| Request |
Scan the entries below for the word "JSON". Copy each line that has it.

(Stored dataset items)
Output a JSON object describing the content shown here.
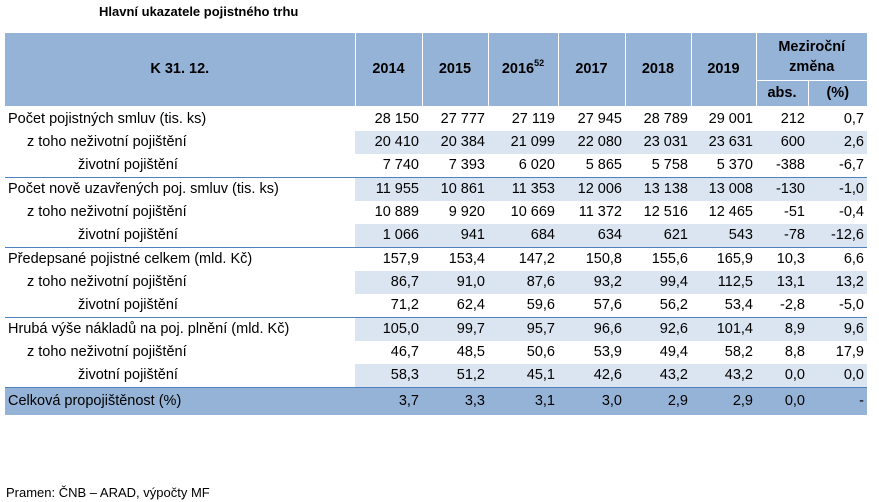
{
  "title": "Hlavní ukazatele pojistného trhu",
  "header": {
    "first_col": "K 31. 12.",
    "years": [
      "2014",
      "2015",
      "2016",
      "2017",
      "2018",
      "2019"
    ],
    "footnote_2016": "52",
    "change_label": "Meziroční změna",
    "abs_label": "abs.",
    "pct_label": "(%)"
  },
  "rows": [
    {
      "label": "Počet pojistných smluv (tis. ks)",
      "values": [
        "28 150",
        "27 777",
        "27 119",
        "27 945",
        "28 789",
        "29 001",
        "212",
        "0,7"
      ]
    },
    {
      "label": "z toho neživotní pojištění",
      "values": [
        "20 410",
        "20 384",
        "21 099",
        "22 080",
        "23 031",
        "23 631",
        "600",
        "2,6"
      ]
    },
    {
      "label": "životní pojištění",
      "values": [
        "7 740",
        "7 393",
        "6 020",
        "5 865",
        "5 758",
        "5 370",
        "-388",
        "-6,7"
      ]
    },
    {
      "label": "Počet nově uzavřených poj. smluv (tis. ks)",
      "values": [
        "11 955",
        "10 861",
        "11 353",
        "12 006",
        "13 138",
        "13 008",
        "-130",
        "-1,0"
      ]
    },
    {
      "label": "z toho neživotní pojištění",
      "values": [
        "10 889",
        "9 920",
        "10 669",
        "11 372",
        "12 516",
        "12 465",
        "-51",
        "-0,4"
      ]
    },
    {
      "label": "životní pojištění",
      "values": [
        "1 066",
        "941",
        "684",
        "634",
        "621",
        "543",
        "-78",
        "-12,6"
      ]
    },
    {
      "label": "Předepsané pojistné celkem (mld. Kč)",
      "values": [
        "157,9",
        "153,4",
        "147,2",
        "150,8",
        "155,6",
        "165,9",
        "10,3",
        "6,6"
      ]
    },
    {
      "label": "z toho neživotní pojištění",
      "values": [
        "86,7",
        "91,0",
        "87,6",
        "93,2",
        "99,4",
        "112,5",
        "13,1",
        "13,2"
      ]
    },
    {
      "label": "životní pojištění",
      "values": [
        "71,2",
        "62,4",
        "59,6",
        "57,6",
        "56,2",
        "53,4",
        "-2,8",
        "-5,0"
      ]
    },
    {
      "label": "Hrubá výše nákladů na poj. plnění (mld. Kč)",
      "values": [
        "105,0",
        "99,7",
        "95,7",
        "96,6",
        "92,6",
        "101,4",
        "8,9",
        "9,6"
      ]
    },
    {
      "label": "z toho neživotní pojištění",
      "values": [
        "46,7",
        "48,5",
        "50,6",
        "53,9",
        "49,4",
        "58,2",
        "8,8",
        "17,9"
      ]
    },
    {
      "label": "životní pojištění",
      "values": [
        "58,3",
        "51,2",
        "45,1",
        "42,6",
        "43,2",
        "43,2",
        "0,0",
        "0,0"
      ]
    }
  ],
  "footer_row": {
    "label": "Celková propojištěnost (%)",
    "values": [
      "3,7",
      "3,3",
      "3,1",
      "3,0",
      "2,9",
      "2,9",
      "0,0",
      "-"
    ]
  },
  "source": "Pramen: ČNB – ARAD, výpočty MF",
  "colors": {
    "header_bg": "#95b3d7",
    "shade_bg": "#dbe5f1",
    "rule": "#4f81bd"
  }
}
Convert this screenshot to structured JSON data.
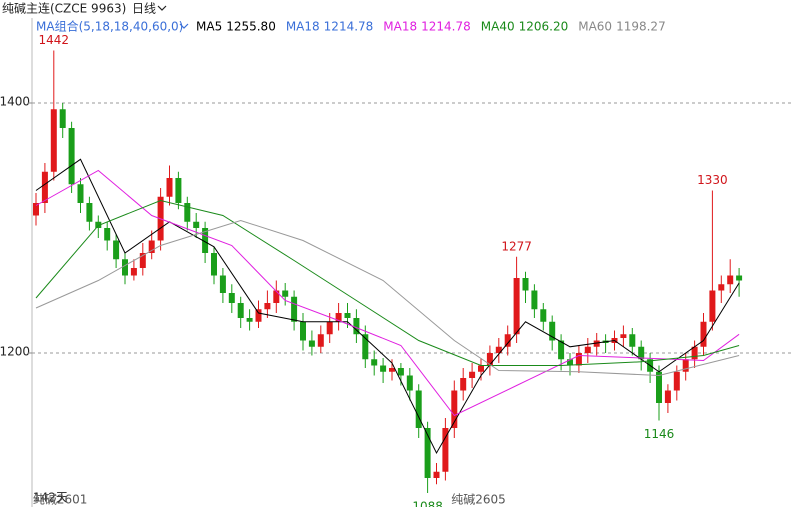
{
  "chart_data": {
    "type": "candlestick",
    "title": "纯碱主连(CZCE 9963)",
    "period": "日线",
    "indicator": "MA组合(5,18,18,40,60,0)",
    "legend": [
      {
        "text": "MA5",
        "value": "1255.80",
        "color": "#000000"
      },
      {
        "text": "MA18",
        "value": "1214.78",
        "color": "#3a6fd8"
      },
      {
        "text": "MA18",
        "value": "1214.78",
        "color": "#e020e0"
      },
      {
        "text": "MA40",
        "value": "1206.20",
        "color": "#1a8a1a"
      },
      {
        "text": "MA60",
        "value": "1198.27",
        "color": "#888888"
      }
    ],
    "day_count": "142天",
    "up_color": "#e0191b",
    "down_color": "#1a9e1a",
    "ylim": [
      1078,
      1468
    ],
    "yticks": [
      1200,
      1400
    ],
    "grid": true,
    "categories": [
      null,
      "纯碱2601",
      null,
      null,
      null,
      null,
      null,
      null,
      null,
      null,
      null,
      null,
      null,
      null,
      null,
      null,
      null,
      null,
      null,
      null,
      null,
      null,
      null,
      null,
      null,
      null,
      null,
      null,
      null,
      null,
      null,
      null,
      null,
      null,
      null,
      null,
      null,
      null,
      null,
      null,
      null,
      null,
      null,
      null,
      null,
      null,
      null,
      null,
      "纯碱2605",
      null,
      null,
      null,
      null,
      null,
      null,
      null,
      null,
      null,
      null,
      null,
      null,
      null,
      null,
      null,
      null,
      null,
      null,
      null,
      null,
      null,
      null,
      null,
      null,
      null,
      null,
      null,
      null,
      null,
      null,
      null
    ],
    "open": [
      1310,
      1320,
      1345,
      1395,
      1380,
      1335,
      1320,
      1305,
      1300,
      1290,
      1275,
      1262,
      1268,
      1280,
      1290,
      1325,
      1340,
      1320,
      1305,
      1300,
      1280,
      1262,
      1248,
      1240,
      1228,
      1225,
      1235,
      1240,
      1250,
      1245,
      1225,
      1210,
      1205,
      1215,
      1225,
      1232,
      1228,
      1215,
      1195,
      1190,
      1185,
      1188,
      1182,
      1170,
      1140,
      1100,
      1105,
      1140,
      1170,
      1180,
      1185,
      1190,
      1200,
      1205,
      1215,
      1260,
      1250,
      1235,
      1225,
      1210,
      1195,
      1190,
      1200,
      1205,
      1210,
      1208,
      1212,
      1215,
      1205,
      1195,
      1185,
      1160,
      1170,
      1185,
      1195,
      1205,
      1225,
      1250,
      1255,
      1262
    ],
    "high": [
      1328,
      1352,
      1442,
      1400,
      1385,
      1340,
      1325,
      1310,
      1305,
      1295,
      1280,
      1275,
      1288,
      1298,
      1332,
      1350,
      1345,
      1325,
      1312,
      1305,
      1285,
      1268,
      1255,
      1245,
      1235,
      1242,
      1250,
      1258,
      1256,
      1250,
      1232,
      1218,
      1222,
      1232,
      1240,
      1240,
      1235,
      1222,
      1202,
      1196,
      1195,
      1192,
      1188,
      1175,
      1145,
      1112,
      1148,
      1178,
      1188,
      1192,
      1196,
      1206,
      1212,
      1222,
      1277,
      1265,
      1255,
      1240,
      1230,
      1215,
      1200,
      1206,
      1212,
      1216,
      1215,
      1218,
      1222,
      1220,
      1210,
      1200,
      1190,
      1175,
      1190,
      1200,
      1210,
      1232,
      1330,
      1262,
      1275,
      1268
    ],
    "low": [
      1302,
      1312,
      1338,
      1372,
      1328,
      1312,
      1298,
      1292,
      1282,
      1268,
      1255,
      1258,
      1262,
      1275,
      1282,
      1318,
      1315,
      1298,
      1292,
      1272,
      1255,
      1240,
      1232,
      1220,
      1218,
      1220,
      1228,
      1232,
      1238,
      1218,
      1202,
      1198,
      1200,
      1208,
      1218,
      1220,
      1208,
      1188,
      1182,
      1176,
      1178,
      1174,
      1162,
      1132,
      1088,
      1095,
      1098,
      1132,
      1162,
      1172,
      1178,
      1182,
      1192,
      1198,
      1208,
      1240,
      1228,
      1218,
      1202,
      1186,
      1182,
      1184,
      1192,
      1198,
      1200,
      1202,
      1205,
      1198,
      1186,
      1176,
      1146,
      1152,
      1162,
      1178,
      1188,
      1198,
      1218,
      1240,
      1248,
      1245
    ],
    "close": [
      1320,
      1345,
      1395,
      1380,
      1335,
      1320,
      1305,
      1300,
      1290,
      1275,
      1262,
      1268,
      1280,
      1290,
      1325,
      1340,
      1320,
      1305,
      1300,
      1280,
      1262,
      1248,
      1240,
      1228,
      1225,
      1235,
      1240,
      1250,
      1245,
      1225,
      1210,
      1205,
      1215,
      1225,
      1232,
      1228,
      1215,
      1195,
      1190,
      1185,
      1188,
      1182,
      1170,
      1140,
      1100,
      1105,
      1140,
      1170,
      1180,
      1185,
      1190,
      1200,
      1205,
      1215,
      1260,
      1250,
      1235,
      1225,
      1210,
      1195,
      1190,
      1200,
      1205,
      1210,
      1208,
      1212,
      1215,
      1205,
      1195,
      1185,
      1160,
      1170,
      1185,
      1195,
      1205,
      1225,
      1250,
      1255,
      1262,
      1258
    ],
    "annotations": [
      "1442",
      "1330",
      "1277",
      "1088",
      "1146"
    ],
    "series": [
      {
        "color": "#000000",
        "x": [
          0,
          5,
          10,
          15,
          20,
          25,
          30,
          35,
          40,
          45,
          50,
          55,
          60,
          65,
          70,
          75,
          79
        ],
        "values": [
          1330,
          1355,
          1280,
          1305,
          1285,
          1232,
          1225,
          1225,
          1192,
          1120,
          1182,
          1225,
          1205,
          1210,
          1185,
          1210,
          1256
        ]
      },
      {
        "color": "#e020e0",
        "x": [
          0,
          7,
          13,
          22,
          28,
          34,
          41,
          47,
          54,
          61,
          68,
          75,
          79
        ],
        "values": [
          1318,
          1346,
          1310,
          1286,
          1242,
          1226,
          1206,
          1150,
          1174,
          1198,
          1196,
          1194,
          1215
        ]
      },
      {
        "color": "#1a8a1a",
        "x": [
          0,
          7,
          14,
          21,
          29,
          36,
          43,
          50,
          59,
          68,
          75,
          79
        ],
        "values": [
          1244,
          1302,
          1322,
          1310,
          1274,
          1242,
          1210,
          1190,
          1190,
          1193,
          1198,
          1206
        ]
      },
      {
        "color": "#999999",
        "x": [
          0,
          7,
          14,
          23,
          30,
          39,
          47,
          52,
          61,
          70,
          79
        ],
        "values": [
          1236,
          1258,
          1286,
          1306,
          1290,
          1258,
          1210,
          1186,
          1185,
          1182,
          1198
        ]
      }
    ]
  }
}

| Reply to the exercise |
Output a JSON object describing the content shown here.
Convert this screenshot to structured JSON data.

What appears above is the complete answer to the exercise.